__Exercise task__:
Your task is to output the listing word for word, with pictures excluded.

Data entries
◇ ◇ ◇ ◇ ◇
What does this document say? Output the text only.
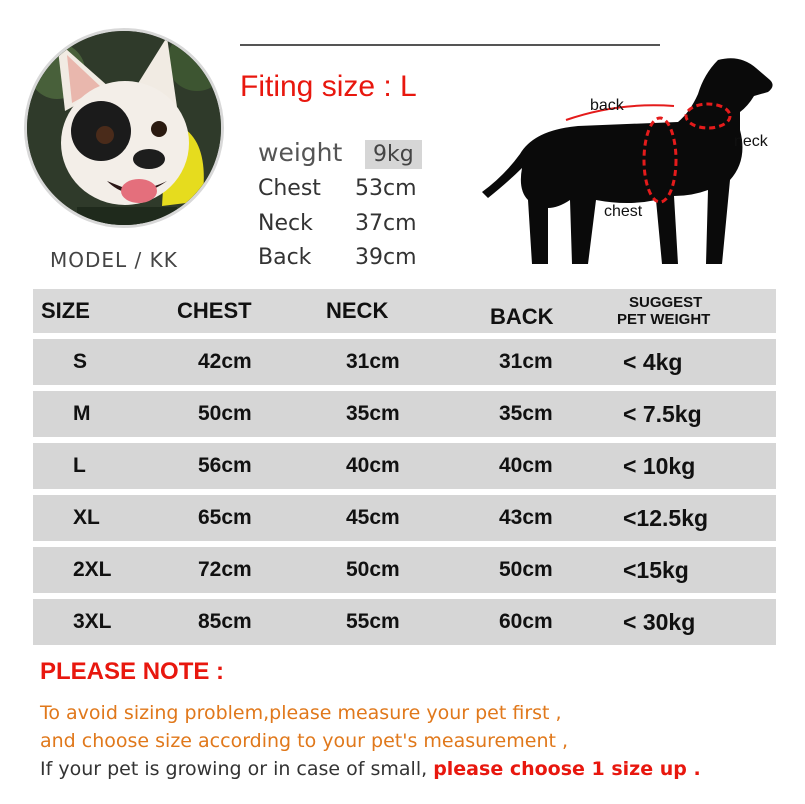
MODEL / KK
Fiting size : L
weight 9kg
Chest 53cm
Neck 37cm
Back 39cm
back
neck
chest
SIZE	CHEST	NECK	BACK
SUGGEST
PET WEIGHT
S	42cm	31cm	31cm	< 4kg
M	50cm	35cm	35cm	< 7.5kg
L	56cm	40cm	40cm	< 10kg
XL	65cm	45cm	43cm	<12.5kg
2XL	72cm	50cm	50cm	<15kg
3XL	85cm	55cm	60cm	< 30kg
PLEASE NOTE :
To avoid sizing problem,please measure your pet first ,
and choose size according to your pet's measurement ,
If your pet is growing or in case of small, please choose 1 size up .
◇ ◇ ◇ ◇ ◇
__Response to the task__:
What does this document say? Output the text only.
MODEL / KK
Fiting size : L
weight 9kg
Chest 53cm
Neck 37cm
Back 39cm
back
neck
chest
SIZE	CHEST	NECK	BACK
SUGGEST
PET WEIGHT
S	42cm	31cm	31cm	< 4kg
M	50cm	35cm	35cm	< 7.5kg
L	56cm	40cm	40cm	< 10kg
XL	65cm	45cm	43cm	<12.5kg
2XL	72cm	50cm	50cm	<15kg
3XL	85cm	55cm	60cm	< 30kg
PLEASE NOTE :
To avoid sizing problem,please measure your pet first ,
and choose size according to your pet's measurement ,
If your pet is growing or in case of small, please choose 1 size up .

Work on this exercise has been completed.